YOUR OBJECTIVE: Set down all of the data that follows word for word, without the images.

- - - - -

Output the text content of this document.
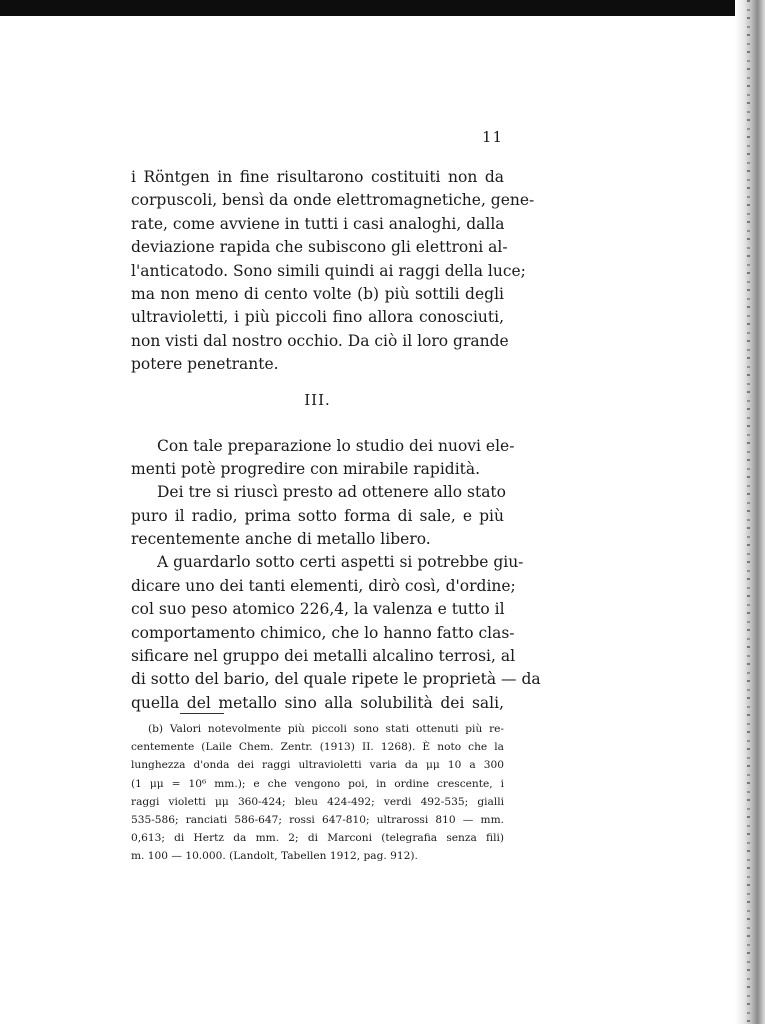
11
i Röntgen in fine risultarono costituiti non da
corpuscoli, bensì da onde elettromagnetiche, gene-
rate, come avviene in tutti i casi analoghi, dalla
deviazione rapida che subiscono gli elettroni al-
l'anticatodo. Sono simili quindi ai raggi della luce;
ma non meno di cento volte (b) più sottili degli
ultravioletti, i più piccoli fino allora conosciuti,
non visti dal nostro occhio. Da ciò il loro grande
potere penetrante.
III.
Con tale preparazione lo studio dei nuovi ele-
menti potè progredire con mirabile rapidità.
Dei tre si riuscì presto ad ottenere allo stato
puro il radio, prima sotto forma di sale, e più
recentemente anche di metallo libero.
A guardarlo sotto certi aspetti si potrebbe giu-
dicare uno dei tanti elementi, dirò così, d'ordine;
col suo peso atomico 226,4, la valenza e tutto il
comportamento chimico, che lo hanno fatto clas-
sificare nel gruppo dei metalli alcalino terrosi, al
di sotto del bario, del quale ripete le proprietà — da
quella del metallo sino alla solubilità dei sali,
(b) Valori notevolmente più piccoli sono stati ottenuti più re-
centemente (Laile Chem. Zentr. (1913) II. 1268). È noto che la
lunghezza d'onda dei raggi ultravioletti varia da μμ 10 a 300
(1 μμ = 10⁶ mm.); e che vengono poi, in ordine crescente, i
raggi violetti μμ 360-424; bleu 424-492; verdi 492-535; gialli
535-586; ranciati 586-647; rossi 647-810; ultrarossi 810 — mm.
0,613; di Hertz da mm. 2; di Marconi (telegrafia senza fili)
m. 100 — 10.000. (Landolt, Tabellen 1912, pag. 912).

- - - - -

WORKED SOLUTION:
Output the text content of this document.
11
i Röntgen in fine risultarono costituiti non da
corpuscoli, bensì da onde elettromagnetiche, gene-
rate, come avviene in tutti i casi analoghi, dalla
deviazione rapida che subiscono gli elettroni al-
l'anticatodo. Sono simili quindi ai raggi della luce;
ma non meno di cento volte (b) più sottili degli
ultravioletti, i più piccoli fino allora conosciuti,
non visti dal nostro occhio. Da ciò il loro grande
potere penetrante.
III.
Con tale preparazione lo studio dei nuovi ele-
menti potè progredire con mirabile rapidità.
Dei tre si riuscì presto ad ottenere allo stato
puro il radio, prima sotto forma di sale, e più
recentemente anche di metallo libero.
A guardarlo sotto certi aspetti si potrebbe giu-
dicare uno dei tanti elementi, dirò così, d'ordine;
col suo peso atomico 226,4, la valenza e tutto il
comportamento chimico, che lo hanno fatto clas-
sificare nel gruppo dei metalli alcalino terrosi, al
di sotto del bario, del quale ripete le proprietà — da
quella del metallo sino alla solubilità dei sali,
(b) Valori notevolmente più piccoli sono stati ottenuti più re-
centemente (Laile Chem. Zentr. (1913) II. 1268). È noto che la
lunghezza d'onda dei raggi ultravioletti varia da μμ 10 a 300
(1 μμ = 10⁶ mm.); e che vengono poi, in ordine crescente, i
raggi violetti μμ 360-424; bleu 424-492; verdi 492-535; gialli
535-586; ranciati 586-647; rossi 647-810; ultrarossi 810 — mm.
0,613; di Hertz da mm. 2; di Marconi (telegrafia senza fili)
m. 100 — 10.000. (Landolt, Tabellen 1912, pag. 912).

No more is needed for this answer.